-- EXERCISE INSTRUCTIONS --
Write out all of the data without omission, exactly as shown.
·····
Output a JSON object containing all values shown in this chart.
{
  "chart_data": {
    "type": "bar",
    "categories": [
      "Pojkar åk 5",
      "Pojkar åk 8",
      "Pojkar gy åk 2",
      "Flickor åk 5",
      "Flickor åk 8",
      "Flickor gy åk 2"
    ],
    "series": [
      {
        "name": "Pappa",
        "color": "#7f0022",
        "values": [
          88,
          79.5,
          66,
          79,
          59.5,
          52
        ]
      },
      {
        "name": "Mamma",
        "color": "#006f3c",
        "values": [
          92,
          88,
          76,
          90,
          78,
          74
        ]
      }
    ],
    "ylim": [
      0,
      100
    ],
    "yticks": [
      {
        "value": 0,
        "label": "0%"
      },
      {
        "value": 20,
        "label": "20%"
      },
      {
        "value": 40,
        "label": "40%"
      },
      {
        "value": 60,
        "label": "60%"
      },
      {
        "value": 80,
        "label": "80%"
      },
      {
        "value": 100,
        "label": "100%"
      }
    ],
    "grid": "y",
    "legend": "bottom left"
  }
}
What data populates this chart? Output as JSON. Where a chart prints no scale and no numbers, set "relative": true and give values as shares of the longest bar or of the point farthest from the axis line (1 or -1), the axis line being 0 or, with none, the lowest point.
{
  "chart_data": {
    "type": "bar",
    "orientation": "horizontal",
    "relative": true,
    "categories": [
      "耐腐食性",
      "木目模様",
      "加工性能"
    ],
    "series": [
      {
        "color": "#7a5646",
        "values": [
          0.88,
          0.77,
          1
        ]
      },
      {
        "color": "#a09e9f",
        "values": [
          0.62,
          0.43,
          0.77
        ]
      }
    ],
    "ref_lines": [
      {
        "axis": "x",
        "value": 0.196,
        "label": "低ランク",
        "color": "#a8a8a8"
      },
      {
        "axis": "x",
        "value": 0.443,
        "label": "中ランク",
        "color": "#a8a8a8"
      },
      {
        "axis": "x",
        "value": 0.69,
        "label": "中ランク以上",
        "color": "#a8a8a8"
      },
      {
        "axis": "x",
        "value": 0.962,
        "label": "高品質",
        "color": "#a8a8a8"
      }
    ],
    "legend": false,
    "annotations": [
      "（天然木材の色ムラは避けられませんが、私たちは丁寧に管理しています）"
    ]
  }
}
·····
-- OUTPUT BELOW --
Output a JSON object containing all values shown in this chart.
{
  "chart_data": {
    "type": "bar",
    "categories": [
      "Pojkar åk 5",
      "Pojkar åk 8",
      "Pojkar gy åk 2",
      "Flickor åk 5",
      "Flickor åk 8",
      "Flickor gy åk 2"
    ],
    "series": [
      {
        "name": "Pappa",
        "color": "#7f0022",
        "values": [
          88,
          79.5,
          66,
          79,
          59.5,
          52
        ]
      },
      {
        "name": "Mamma",
        "color": "#006f3c",
        "values": [
          92,
          88,
          76,
          90,
          78,
          74
        ]
      }
    ],
    "ylim": [
      0,
      100
    ],
    "yticks": [
      {
        "value": 0,
        "label": "0%"
      },
      {
        "value": 20,
        "label": "20%"
      },
      {
        "value": 40,
        "label": "40%"
      },
      {
        "value": 60,
        "label": "60%"
      },
      {
        "value": 80,
        "label": "80%"
      },
      {
        "value": 100,
        "label": "100%"
      }
    ],
    "grid": "y",
    "legend": "bottom left"
  }
}
What data populates this chart? Output as JSON. Where a chart prints no scale and no numbers, set "relative": true and give values as shares of the longest bar or of the point farthest from the axis line (1 or -1), the axis line being 0 or, with none, the lowest point.
{
  "chart_data": {
    "type": "bar",
    "orientation": "horizontal",
    "relative": true,
    "categories": [
      "耐腐食性",
      "木目模様",
      "加工性能"
    ],
    "series": [
      {
        "color": "#7a5646",
        "values": [
          0.88,
          0.77,
          1
        ]
      },
      {
        "color": "#a09e9f",
        "values": [
          0.62,
          0.43,
          0.77
        ]
      }
    ],
    "ref_lines": [
      {
        "axis": "x",
        "value": 0.196,
        "label": "低ランク",
        "color": "#a8a8a8"
      },
      {
        "axis": "x",
        "value": 0.443,
        "label": "中ランク",
        "color": "#a8a8a8"
      },
      {
        "axis": "x",
        "value": 0.69,
        "label": "中ランク以上",
        "color": "#a8a8a8"
      },
      {
        "axis": "x",
        "value": 0.962,
        "label": "高品質",
        "color": "#a8a8a8"
      }
    ],
    "legend": false,
    "annotations": [
      "（天然木材の色ムラは避けられませんが、私たちは丁寧に管理しています）"
    ]
  }
}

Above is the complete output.